§ **Data shown**:
..........
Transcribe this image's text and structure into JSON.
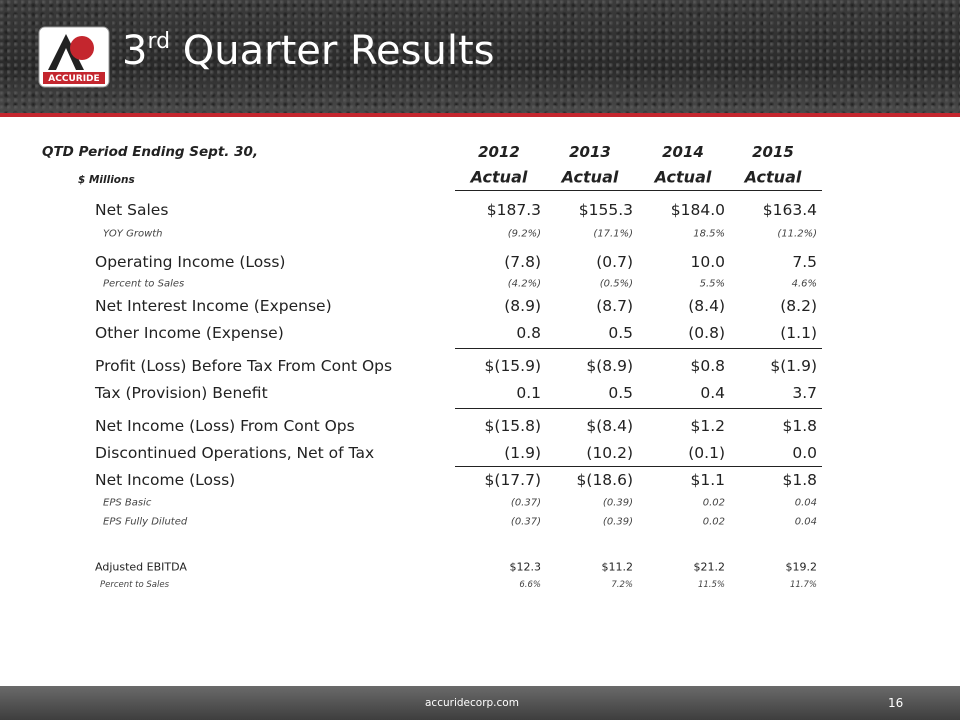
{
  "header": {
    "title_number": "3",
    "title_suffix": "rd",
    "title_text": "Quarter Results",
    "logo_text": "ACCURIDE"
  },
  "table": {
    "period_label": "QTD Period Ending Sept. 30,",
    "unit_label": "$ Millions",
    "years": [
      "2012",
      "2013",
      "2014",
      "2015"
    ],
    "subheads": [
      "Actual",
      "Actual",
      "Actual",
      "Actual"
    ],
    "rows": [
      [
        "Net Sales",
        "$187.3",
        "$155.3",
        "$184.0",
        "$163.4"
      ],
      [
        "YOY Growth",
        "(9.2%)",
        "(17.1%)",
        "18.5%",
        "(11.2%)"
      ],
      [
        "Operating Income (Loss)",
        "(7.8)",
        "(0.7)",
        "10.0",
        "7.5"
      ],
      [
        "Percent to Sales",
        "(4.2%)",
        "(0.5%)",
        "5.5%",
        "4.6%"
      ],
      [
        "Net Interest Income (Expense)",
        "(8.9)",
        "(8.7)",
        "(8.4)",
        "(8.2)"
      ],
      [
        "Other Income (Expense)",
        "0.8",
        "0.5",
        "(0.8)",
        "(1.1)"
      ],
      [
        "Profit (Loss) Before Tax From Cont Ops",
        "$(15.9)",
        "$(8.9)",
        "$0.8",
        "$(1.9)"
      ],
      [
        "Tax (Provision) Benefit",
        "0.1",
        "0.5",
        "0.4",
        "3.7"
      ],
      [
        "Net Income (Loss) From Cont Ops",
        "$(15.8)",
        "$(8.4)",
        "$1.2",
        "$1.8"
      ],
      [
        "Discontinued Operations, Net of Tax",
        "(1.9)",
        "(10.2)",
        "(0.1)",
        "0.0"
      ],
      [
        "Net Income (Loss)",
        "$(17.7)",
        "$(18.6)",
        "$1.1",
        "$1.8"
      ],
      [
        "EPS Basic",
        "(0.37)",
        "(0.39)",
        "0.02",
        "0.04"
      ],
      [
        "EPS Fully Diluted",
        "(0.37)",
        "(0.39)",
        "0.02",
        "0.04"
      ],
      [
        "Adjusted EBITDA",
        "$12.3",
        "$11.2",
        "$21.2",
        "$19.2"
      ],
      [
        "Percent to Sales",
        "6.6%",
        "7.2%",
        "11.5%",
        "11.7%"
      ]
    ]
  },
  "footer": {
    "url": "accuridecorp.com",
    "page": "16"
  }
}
..........
§ **Your objective**:
Pictures are excluded; copy every other part of the records exactly.

§ **Solved exercise**:
Transcribe this image's text and structure into JSON.
{
  "header": {
    "title_number": "3",
    "title_suffix": "rd",
    "title_text": "Quarter Results",
    "logo_text": "ACCURIDE"
  },
  "table": {
    "period_label": "QTD Period Ending Sept. 30,",
    "unit_label": "$ Millions",
    "years": [
      "2012",
      "2013",
      "2014",
      "2015"
    ],
    "subheads": [
      "Actual",
      "Actual",
      "Actual",
      "Actual"
    ],
    "rows": [
      [
        "Net Sales",
        "$187.3",
        "$155.3",
        "$184.0",
        "$163.4"
      ],
      [
        "YOY Growth",
        "(9.2%)",
        "(17.1%)",
        "18.5%",
        "(11.2%)"
      ],
      [
        "Operating Income (Loss)",
        "(7.8)",
        "(0.7)",
        "10.0",
        "7.5"
      ],
      [
        "Percent to Sales",
        "(4.2%)",
        "(0.5%)",
        "5.5%",
        "4.6%"
      ],
      [
        "Net Interest Income (Expense)",
        "(8.9)",
        "(8.7)",
        "(8.4)",
        "(8.2)"
      ],
      [
        "Other Income (Expense)",
        "0.8",
        "0.5",
        "(0.8)",
        "(1.1)"
      ],
      [
        "Profit (Loss) Before Tax From Cont Ops",
        "$(15.9)",
        "$(8.9)",
        "$0.8",
        "$(1.9)"
      ],
      [
        "Tax (Provision) Benefit",
        "0.1",
        "0.5",
        "0.4",
        "3.7"
      ],
      [
        "Net Income (Loss) From Cont Ops",
        "$(15.8)",
        "$(8.4)",
        "$1.2",
        "$1.8"
      ],
      [
        "Discontinued Operations, Net of Tax",
        "(1.9)",
        "(10.2)",
        "(0.1)",
        "0.0"
      ],
      [
        "Net Income (Loss)",
        "$(17.7)",
        "$(18.6)",
        "$1.1",
        "$1.8"
      ],
      [
        "EPS Basic",
        "(0.37)",
        "(0.39)",
        "0.02",
        "0.04"
      ],
      [
        "EPS Fully Diluted",
        "(0.37)",
        "(0.39)",
        "0.02",
        "0.04"
      ],
      [
        "Adjusted EBITDA",
        "$12.3",
        "$11.2",
        "$21.2",
        "$19.2"
      ],
      [
        "Percent to Sales",
        "6.6%",
        "7.2%",
        "11.5%",
        "11.7%"
      ]
    ]
  },
  "footer": {
    "url": "accuridecorp.com",
    "page": "16"
  }
}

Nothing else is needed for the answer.